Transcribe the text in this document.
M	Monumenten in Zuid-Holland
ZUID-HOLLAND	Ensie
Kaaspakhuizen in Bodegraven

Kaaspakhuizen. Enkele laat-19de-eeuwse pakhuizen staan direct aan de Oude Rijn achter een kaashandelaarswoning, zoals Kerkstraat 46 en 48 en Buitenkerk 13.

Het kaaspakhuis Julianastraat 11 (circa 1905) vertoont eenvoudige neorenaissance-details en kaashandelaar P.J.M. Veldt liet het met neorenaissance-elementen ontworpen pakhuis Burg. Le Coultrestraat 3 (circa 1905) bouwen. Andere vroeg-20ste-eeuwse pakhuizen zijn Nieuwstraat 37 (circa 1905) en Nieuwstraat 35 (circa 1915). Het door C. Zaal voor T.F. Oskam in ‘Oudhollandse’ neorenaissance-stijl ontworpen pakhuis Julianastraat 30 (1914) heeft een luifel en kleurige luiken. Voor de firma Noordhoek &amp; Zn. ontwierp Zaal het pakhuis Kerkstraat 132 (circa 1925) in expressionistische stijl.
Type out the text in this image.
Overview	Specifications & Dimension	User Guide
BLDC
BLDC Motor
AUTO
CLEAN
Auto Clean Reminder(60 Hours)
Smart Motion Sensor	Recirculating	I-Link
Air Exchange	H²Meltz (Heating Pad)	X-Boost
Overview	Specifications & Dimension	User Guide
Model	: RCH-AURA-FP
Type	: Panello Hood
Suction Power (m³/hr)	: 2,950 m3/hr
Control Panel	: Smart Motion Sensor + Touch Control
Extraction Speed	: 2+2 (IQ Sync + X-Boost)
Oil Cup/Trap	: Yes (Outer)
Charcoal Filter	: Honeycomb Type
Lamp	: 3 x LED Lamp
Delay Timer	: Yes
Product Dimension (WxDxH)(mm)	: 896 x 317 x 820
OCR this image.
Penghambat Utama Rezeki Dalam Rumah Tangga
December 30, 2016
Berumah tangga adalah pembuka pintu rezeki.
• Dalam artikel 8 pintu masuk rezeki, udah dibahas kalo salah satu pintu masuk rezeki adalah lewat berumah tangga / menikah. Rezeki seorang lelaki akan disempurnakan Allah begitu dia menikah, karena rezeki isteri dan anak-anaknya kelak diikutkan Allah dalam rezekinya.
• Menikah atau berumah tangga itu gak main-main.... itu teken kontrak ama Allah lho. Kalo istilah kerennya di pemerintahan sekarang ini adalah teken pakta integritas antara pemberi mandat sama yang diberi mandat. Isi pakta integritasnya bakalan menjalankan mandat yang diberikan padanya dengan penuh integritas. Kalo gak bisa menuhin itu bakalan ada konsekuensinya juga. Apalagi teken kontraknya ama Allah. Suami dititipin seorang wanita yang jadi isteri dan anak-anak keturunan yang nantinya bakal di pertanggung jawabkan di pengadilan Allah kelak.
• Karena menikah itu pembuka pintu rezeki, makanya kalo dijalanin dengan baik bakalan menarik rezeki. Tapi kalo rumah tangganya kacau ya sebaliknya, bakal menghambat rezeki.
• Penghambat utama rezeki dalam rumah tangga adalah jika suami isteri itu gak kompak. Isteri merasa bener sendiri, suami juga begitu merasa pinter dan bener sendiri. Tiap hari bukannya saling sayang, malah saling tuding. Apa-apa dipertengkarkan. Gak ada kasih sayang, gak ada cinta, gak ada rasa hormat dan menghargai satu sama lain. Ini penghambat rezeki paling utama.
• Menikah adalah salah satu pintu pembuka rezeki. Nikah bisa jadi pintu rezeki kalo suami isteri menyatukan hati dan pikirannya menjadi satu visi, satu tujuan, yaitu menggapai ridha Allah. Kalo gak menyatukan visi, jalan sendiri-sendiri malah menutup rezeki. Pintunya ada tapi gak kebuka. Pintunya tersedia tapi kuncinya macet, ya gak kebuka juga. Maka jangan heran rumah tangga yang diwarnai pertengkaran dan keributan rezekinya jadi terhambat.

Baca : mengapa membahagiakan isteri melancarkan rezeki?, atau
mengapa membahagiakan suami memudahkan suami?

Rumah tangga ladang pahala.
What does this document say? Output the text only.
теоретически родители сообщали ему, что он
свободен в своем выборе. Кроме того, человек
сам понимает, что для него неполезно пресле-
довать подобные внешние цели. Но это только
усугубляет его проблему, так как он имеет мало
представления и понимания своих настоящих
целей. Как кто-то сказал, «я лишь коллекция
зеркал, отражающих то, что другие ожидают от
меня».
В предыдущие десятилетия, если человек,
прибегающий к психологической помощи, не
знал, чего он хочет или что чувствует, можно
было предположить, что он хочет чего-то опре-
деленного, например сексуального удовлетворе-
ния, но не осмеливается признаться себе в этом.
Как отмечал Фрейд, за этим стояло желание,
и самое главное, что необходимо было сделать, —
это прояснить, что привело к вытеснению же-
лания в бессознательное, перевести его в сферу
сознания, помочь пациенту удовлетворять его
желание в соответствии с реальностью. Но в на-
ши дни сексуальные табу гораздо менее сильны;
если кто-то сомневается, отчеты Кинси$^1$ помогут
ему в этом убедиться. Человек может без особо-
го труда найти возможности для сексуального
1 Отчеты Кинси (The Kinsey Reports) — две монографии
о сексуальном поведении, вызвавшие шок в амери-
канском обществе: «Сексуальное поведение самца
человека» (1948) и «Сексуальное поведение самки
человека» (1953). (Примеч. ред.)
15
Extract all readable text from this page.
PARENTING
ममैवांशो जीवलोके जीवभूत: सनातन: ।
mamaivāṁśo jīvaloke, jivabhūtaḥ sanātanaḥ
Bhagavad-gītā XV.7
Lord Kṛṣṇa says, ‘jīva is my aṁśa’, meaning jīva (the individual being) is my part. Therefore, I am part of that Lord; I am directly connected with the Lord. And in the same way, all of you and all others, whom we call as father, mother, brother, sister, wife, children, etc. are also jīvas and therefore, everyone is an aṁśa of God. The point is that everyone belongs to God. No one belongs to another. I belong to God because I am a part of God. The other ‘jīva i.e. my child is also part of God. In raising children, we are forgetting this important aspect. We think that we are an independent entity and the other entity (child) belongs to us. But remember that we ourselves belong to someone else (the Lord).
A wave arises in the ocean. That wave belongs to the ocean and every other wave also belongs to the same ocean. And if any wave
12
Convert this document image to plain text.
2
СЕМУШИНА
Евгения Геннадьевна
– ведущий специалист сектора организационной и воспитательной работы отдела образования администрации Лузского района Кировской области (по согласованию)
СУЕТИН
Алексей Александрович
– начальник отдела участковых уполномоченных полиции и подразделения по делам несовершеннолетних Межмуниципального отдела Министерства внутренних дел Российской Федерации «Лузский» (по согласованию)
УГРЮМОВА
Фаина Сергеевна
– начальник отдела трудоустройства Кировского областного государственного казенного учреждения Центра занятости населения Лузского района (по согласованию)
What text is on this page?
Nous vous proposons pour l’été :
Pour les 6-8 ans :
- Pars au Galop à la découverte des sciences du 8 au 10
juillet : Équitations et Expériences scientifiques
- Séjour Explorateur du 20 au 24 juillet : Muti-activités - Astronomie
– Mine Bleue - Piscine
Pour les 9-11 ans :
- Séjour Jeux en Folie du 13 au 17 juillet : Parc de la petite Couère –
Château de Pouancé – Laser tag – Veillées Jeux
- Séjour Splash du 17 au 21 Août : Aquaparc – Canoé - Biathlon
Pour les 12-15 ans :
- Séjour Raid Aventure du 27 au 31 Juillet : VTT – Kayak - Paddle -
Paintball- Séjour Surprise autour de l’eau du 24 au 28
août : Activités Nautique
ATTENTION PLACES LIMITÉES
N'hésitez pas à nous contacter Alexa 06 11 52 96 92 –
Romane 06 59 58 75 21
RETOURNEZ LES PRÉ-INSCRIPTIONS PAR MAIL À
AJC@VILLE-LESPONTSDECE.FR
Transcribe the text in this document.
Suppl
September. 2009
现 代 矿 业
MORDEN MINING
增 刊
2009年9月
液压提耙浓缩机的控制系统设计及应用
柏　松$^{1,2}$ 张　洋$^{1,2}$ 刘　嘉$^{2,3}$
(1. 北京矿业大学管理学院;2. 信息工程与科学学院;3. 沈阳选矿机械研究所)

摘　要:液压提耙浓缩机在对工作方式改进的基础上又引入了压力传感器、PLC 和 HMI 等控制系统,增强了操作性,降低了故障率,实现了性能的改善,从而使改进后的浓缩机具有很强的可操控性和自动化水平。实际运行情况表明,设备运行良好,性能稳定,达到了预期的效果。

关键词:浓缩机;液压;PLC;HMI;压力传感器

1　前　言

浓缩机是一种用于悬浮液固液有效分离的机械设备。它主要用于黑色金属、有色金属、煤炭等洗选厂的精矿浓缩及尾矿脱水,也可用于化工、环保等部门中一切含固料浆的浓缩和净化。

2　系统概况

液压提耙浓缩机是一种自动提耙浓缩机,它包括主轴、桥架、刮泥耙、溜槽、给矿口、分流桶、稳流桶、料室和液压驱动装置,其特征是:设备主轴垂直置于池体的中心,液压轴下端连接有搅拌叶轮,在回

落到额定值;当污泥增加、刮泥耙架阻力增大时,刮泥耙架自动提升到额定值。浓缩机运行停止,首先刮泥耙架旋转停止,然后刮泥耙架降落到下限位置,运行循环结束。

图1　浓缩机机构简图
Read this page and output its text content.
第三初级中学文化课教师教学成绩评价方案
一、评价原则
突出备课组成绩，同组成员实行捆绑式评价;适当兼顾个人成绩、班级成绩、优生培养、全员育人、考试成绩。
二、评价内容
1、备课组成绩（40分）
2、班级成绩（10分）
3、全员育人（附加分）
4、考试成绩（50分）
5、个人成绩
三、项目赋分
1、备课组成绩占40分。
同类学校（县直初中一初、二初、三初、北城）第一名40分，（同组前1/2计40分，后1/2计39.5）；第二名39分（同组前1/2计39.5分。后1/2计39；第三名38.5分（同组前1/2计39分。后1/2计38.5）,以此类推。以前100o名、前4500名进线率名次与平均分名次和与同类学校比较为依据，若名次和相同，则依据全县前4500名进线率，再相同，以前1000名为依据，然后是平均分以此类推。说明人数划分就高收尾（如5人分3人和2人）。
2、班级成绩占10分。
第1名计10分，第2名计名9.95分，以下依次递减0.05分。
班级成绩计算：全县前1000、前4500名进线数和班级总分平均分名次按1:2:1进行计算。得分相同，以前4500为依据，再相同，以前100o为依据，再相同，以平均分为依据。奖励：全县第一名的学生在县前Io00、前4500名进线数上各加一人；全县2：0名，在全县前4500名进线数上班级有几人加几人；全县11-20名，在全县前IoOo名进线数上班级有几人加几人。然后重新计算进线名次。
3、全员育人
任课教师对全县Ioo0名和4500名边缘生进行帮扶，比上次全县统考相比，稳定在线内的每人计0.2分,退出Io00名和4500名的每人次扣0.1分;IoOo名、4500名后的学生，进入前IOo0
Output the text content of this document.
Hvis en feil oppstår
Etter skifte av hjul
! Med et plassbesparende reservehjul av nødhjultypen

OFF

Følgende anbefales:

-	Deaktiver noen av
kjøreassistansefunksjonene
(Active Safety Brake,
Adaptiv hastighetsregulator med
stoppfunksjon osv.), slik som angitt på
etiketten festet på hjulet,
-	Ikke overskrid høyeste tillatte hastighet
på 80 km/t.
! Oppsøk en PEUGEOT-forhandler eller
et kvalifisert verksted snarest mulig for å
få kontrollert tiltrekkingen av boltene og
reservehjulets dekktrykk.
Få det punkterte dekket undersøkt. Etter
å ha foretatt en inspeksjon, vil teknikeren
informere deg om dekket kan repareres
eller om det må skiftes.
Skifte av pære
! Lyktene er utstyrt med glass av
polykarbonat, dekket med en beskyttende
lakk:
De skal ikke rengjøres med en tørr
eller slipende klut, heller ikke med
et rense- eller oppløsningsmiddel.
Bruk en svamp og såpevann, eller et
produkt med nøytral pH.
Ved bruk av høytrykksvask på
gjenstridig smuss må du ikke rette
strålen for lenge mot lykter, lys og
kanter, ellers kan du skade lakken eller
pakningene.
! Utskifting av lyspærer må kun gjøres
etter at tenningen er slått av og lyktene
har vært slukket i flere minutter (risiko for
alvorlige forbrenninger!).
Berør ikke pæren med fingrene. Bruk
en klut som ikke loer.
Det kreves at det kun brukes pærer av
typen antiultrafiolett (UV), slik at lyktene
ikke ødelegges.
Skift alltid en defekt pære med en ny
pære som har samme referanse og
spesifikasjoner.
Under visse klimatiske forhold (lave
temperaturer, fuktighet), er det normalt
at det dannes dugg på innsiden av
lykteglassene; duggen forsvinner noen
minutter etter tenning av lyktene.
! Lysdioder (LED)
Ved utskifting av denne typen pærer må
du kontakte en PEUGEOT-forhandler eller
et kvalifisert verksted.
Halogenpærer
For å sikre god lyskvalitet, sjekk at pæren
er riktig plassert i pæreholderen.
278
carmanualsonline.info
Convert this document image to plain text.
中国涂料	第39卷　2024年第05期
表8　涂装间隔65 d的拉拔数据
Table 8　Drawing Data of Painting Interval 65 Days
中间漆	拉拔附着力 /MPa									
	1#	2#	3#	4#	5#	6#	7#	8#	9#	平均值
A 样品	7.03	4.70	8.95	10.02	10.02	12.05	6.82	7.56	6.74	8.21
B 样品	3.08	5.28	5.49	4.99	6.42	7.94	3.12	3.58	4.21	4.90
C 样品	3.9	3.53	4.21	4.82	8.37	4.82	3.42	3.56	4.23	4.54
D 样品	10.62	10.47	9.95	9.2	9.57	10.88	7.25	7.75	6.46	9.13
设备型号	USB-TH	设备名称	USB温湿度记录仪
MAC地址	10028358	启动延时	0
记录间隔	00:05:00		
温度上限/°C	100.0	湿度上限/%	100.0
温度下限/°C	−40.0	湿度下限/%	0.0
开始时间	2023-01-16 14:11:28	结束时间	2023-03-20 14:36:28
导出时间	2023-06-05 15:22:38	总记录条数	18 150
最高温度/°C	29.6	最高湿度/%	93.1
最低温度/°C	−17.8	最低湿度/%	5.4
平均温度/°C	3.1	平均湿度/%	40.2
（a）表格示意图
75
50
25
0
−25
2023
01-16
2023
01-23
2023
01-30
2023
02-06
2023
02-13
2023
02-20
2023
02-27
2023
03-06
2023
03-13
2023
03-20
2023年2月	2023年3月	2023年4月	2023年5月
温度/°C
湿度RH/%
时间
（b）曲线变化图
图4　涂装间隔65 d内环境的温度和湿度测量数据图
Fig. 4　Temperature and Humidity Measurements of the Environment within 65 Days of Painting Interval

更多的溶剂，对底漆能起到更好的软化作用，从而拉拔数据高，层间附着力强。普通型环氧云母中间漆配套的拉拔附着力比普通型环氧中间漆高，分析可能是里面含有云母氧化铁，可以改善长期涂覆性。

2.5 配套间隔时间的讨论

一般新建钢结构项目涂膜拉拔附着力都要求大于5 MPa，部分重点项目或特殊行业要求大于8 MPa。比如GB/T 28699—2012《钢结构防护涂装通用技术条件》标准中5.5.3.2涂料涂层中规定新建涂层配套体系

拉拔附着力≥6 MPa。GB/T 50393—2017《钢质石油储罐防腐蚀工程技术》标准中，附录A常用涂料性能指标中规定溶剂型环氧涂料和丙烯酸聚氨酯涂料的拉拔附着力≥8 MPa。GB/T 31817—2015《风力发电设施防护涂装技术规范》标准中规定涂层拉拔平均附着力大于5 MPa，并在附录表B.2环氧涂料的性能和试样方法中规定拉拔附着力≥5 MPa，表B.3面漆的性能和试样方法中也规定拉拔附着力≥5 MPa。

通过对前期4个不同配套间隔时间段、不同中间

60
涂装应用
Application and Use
..............................
## WHAT THIS TASK INVOLVES
Look above for lines with the word "klut" and copy them all.

## RESULT FOR THIS TASK
eller slipende klut, heller ikke med
en klut som ikke loer.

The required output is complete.